───── SUPPLIED ENTRIES ─────

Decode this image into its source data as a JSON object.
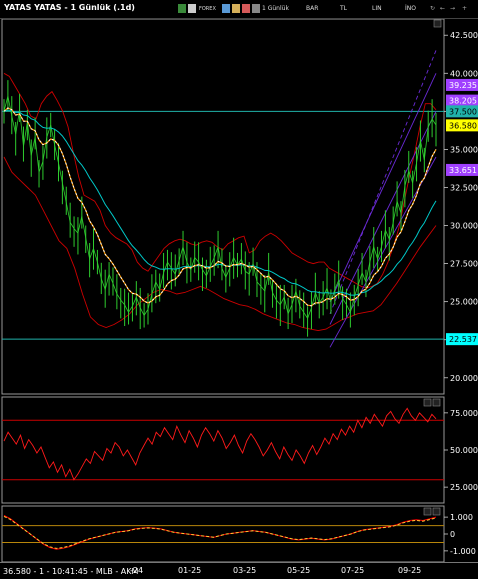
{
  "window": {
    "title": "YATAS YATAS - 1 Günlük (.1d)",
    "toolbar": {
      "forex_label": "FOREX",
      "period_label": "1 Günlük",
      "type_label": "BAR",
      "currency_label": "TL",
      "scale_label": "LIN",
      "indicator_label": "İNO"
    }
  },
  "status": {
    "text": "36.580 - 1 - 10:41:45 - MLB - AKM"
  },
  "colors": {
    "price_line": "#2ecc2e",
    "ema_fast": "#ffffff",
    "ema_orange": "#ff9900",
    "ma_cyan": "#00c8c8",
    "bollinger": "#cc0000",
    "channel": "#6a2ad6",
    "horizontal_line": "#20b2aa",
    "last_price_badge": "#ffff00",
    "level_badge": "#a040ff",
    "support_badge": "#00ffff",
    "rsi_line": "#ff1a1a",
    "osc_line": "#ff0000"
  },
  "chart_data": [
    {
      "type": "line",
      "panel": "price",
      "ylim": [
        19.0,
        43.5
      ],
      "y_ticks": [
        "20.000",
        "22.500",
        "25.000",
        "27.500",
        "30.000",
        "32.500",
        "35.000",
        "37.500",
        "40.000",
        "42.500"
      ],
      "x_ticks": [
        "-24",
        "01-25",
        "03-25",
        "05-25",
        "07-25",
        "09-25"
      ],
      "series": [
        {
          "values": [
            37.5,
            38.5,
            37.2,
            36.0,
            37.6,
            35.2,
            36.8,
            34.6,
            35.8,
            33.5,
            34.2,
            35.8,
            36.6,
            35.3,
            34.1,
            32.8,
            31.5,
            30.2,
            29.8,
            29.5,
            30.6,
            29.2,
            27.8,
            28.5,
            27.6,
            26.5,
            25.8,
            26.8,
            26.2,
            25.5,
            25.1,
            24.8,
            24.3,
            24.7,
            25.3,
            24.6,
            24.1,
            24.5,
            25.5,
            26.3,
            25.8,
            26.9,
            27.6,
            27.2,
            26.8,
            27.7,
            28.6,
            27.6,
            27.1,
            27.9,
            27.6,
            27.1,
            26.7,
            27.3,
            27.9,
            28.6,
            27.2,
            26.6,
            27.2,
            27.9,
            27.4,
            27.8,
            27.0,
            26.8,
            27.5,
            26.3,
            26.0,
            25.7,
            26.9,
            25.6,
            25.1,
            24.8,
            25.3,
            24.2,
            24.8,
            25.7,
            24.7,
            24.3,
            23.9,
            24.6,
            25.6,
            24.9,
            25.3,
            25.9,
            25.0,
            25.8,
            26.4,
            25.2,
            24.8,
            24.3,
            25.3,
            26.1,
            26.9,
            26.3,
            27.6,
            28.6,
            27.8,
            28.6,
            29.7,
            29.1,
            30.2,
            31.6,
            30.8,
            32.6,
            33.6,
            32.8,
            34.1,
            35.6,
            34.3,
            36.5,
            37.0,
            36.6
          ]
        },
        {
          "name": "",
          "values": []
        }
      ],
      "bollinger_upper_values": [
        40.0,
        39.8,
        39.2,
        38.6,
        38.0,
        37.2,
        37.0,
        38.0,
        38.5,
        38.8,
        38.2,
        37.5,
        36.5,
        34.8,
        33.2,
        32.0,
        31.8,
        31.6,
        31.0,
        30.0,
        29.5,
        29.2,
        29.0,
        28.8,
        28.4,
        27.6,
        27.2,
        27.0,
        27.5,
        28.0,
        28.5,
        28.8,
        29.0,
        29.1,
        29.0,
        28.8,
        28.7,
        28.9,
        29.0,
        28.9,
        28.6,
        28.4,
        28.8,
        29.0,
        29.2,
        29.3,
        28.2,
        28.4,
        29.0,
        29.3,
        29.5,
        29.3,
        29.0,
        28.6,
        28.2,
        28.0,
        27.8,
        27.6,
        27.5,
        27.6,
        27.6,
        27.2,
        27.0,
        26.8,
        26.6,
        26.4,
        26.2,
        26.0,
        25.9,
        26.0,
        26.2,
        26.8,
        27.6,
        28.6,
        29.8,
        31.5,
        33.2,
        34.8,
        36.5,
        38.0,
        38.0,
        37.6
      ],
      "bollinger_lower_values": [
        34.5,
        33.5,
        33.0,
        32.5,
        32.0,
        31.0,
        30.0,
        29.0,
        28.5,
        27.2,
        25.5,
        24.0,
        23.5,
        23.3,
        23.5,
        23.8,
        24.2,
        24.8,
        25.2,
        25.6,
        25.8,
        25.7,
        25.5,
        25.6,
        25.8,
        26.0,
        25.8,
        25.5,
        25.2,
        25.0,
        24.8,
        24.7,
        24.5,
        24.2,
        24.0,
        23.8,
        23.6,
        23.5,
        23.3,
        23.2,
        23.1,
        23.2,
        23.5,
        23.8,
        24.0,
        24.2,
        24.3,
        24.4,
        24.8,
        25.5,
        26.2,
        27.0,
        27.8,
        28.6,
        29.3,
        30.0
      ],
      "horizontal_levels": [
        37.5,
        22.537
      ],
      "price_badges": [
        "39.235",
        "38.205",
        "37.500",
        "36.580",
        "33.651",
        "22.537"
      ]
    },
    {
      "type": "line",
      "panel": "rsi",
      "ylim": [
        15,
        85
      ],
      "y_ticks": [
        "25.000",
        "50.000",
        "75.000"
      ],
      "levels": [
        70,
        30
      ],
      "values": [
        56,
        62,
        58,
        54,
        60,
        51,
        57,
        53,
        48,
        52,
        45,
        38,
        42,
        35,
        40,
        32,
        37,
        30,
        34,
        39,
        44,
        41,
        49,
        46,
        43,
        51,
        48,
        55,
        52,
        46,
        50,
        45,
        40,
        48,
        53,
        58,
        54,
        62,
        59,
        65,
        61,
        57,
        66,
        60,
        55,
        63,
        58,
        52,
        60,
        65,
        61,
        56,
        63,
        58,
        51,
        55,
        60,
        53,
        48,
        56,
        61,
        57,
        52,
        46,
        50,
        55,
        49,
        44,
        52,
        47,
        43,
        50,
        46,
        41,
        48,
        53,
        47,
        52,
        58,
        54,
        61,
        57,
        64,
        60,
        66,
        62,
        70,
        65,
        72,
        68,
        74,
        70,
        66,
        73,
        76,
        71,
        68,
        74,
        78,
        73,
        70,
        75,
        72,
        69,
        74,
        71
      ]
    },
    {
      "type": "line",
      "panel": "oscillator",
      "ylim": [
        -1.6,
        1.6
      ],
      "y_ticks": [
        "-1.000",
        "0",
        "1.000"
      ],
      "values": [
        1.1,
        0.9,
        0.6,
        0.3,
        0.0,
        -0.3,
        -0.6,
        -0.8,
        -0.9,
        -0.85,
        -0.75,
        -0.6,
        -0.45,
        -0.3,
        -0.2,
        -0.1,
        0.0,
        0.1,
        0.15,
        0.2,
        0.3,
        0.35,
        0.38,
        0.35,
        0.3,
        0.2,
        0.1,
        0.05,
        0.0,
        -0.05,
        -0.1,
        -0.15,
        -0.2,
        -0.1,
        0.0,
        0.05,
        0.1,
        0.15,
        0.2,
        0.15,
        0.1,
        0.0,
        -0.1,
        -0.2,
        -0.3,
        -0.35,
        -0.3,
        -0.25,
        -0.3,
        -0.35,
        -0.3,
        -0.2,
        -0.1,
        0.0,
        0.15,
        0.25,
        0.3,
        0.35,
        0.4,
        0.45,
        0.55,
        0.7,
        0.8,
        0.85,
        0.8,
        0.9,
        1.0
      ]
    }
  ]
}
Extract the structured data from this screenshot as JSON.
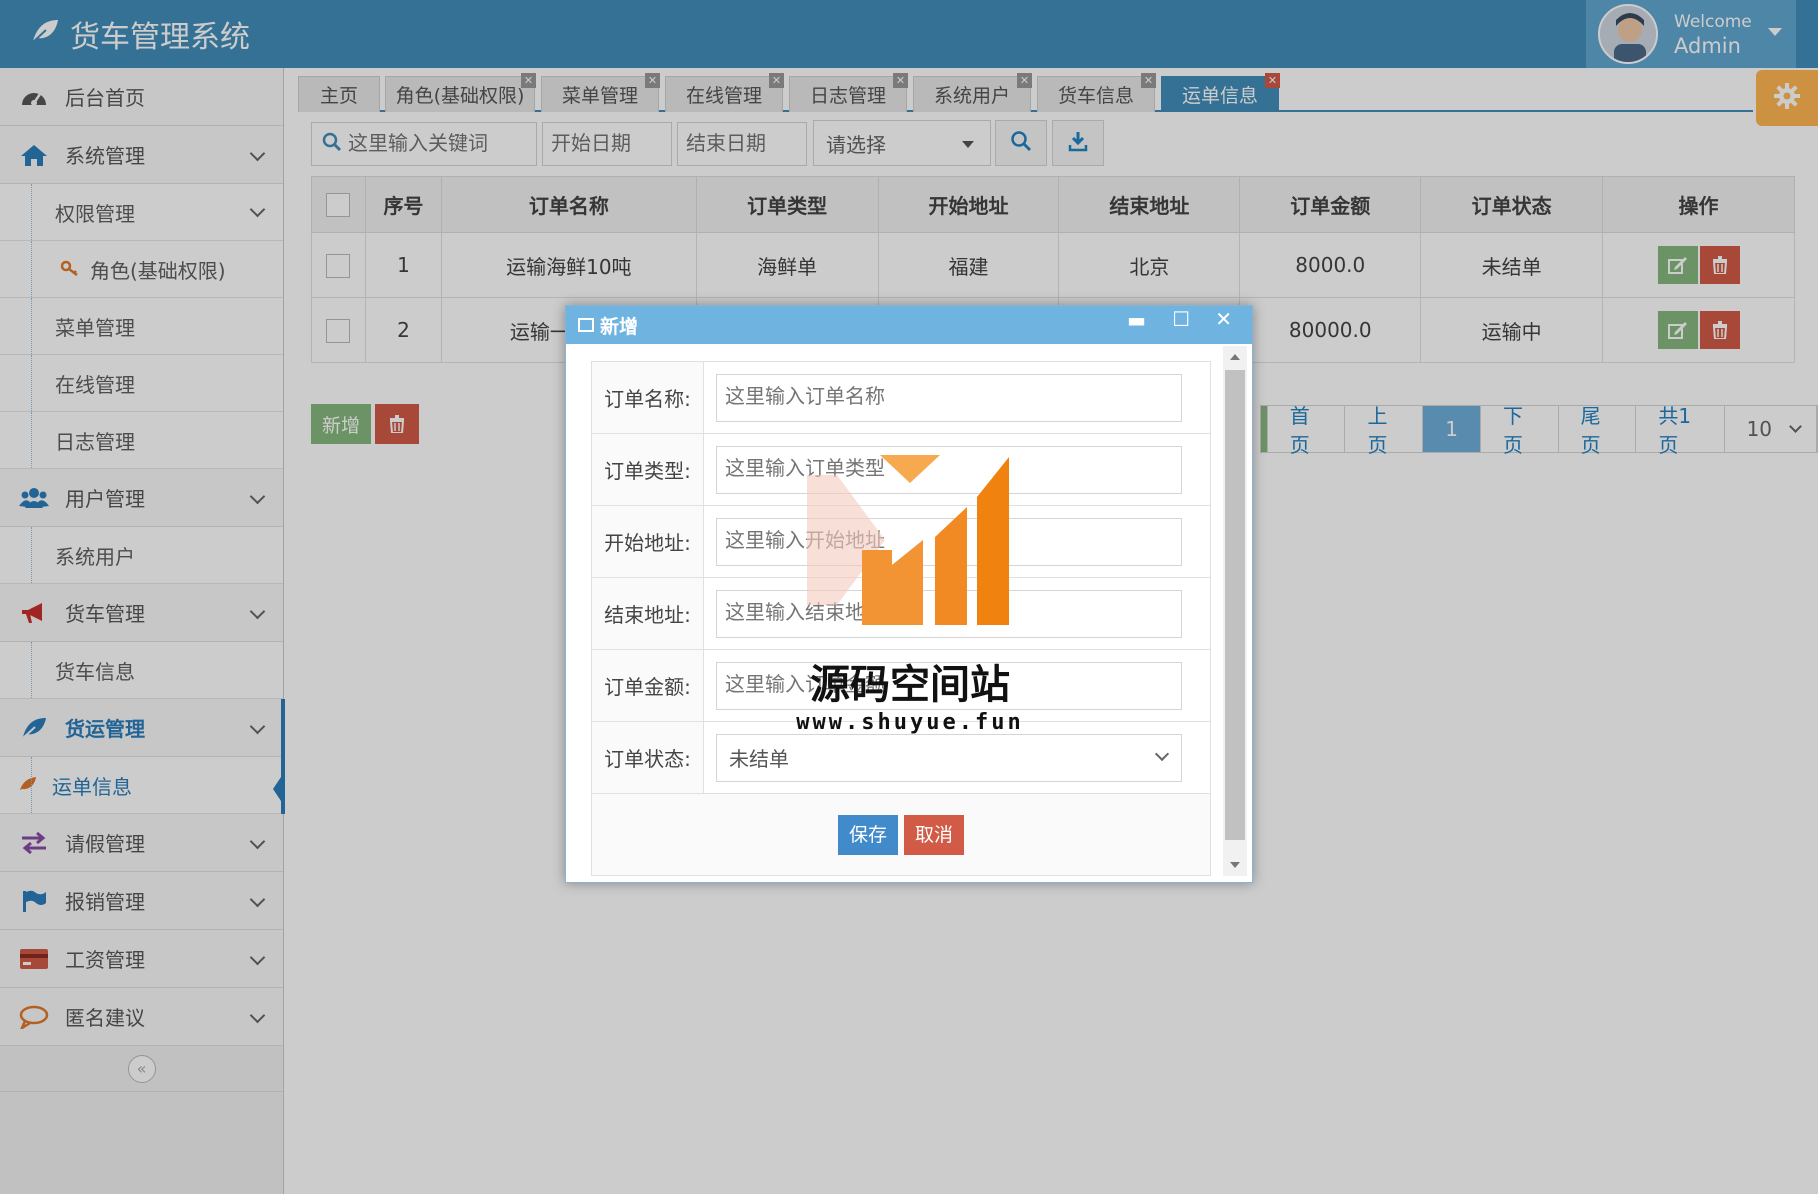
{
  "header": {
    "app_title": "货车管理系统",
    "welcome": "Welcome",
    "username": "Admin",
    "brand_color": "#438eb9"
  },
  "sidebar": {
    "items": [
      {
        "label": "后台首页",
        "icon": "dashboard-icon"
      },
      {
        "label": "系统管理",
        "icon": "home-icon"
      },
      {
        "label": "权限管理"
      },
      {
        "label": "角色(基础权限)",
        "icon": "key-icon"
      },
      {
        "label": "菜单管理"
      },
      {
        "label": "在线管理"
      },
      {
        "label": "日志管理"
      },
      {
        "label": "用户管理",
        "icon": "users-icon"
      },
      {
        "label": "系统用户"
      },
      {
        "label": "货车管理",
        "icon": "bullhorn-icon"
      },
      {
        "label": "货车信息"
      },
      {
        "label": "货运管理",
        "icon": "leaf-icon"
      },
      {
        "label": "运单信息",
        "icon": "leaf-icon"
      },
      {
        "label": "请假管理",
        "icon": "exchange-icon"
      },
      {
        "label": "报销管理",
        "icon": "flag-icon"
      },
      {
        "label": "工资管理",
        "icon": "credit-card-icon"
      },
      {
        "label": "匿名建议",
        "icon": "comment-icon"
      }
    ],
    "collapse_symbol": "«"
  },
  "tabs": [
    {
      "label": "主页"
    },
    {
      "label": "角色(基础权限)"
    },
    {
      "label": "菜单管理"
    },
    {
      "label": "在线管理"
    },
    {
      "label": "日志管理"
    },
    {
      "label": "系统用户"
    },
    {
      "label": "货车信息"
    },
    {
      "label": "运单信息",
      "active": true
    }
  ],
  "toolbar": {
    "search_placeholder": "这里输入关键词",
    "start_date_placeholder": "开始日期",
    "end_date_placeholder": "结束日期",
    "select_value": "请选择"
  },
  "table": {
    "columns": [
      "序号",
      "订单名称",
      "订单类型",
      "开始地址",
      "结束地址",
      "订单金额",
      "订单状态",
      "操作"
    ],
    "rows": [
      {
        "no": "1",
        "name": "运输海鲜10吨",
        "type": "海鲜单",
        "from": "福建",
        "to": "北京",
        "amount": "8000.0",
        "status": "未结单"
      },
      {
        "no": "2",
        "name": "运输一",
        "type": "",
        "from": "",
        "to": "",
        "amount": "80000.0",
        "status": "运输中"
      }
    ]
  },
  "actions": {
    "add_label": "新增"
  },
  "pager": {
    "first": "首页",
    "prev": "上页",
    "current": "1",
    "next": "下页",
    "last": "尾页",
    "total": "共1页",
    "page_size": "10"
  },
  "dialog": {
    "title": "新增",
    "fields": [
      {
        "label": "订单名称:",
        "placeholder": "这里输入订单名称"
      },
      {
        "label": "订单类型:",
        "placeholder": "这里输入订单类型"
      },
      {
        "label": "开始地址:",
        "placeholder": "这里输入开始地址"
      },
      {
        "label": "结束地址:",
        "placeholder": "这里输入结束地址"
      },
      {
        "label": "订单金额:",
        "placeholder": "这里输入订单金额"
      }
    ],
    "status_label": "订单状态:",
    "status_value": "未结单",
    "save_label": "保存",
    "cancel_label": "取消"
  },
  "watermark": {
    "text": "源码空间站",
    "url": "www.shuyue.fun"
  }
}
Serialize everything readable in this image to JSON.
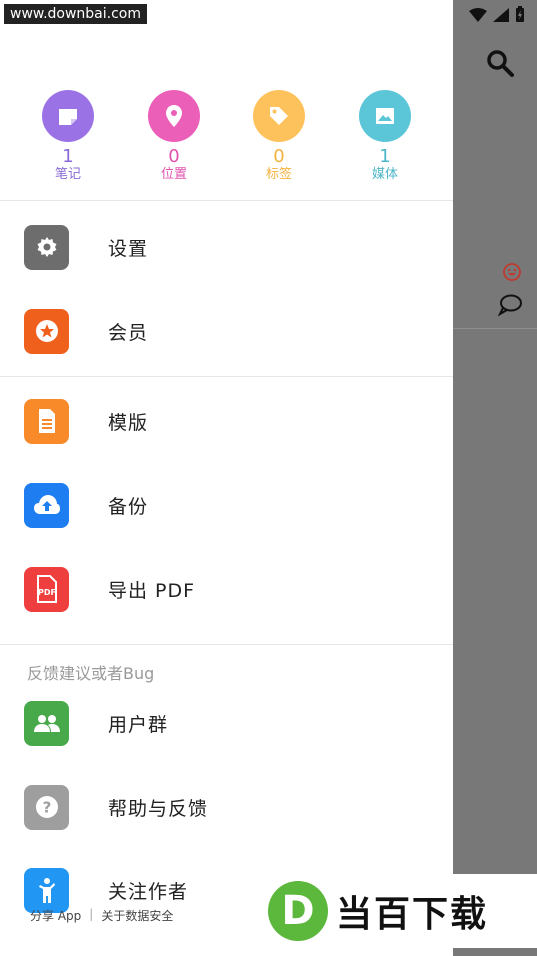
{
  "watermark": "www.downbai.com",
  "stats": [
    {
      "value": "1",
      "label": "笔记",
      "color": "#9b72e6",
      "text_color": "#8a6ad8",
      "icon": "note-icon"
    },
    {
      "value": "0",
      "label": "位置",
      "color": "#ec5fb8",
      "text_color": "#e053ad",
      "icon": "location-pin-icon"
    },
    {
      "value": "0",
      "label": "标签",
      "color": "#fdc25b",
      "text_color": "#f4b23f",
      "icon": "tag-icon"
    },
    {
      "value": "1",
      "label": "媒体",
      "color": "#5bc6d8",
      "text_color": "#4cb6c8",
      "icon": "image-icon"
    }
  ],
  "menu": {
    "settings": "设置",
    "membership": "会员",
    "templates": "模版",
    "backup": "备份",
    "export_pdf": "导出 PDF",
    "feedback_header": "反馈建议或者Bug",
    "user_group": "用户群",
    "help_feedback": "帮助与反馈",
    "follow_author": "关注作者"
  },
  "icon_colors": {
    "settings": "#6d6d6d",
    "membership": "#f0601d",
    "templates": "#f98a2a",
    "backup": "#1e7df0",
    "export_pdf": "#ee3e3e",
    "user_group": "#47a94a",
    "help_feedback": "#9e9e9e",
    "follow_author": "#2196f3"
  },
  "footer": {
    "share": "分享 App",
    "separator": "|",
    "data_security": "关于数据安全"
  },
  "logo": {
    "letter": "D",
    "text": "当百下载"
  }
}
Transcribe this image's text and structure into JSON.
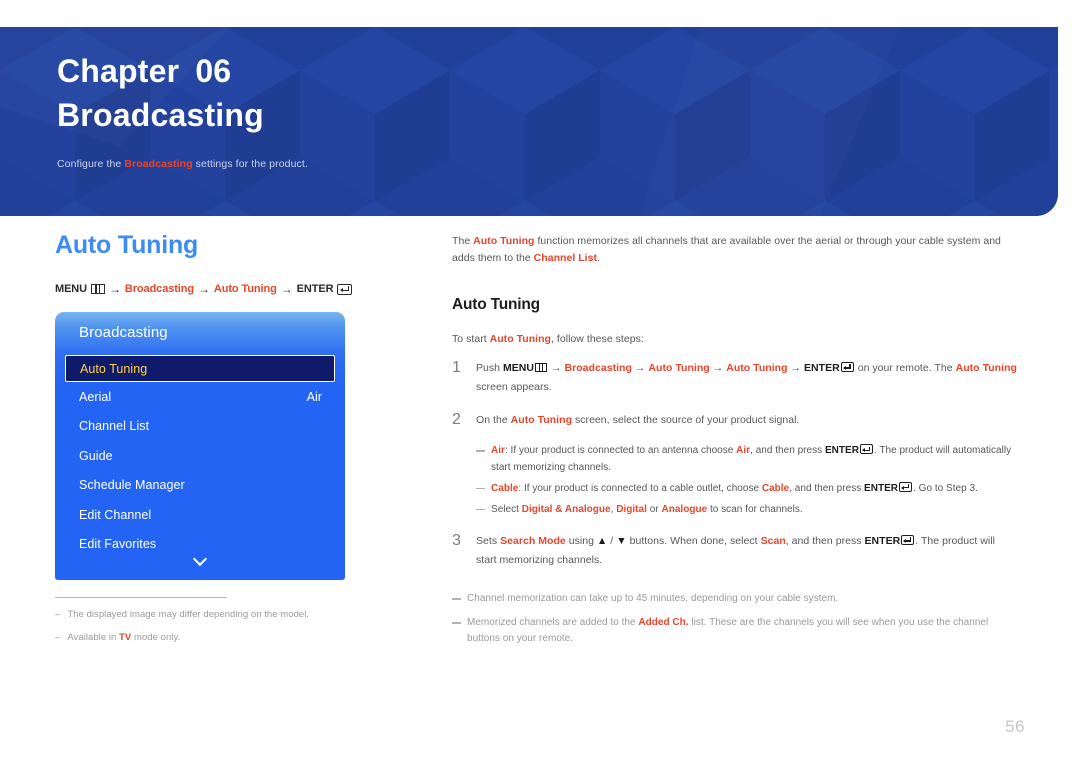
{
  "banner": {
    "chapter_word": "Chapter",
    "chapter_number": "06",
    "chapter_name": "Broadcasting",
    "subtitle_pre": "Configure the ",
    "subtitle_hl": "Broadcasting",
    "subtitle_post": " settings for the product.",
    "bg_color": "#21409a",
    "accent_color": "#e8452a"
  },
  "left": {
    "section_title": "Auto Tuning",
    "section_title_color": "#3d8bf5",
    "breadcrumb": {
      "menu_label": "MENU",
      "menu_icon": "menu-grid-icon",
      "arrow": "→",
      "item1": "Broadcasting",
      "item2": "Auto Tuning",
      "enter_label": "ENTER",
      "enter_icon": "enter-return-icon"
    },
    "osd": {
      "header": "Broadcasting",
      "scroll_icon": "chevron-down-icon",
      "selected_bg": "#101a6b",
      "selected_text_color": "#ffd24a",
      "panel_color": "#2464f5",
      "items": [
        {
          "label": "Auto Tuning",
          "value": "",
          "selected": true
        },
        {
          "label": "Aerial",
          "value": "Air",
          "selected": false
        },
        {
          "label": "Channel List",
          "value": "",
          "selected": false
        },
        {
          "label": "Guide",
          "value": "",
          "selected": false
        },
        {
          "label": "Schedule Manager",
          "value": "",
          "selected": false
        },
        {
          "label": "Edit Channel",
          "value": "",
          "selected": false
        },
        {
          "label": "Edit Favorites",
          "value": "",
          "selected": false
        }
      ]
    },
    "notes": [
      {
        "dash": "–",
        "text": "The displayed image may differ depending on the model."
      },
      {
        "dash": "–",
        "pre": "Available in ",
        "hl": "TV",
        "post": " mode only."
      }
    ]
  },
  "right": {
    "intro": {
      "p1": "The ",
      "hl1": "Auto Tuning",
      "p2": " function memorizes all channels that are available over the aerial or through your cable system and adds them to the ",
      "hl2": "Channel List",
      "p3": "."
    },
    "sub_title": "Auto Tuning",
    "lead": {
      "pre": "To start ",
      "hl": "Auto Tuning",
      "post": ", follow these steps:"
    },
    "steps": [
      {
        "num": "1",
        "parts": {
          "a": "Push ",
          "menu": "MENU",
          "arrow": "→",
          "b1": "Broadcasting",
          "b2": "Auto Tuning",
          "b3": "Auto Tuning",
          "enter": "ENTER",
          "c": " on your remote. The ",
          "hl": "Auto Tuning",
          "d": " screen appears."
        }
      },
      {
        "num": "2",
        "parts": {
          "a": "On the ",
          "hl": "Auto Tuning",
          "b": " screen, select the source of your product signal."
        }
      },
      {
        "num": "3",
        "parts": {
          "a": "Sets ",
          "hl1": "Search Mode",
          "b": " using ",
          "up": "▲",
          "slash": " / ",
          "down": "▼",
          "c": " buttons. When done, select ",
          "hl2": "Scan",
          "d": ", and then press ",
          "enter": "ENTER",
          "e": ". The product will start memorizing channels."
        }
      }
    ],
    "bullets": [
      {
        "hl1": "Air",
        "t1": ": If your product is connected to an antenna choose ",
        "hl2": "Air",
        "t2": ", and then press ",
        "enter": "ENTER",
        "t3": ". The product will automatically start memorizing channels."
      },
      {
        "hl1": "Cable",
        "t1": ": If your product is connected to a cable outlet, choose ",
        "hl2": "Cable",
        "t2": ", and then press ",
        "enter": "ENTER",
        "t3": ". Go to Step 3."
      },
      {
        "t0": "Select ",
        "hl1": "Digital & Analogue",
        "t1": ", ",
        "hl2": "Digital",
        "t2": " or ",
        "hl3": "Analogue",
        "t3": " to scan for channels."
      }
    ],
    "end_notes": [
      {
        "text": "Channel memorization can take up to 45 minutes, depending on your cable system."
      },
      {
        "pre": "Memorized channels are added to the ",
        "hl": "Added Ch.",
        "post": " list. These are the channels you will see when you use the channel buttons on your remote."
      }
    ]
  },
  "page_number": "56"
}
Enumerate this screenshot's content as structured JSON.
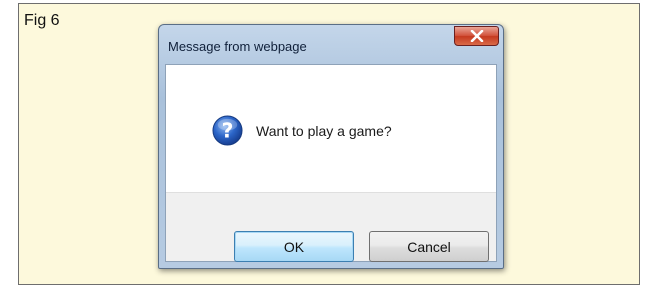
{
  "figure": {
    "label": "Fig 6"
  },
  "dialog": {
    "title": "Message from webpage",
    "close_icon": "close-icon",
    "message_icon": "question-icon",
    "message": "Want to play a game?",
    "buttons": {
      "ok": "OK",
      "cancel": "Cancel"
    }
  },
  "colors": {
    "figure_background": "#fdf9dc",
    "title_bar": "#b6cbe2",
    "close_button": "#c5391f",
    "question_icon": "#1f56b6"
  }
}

─────

_BRIEF:_ Filter the entries and copy out every line with the word "product".

_TASK OUTPUT:_
    "subtitle_post": " settings for the product.",
          "b": " screen, select the source of your product signal."
          "e": ". The product will start memorizing channels."
        "t1": ": If your product is connected to an antenna choose ",
        "t3": ". The product will automatically start memorizing channels."
        "t1": ": If your product is connected to a cable outlet, choose ",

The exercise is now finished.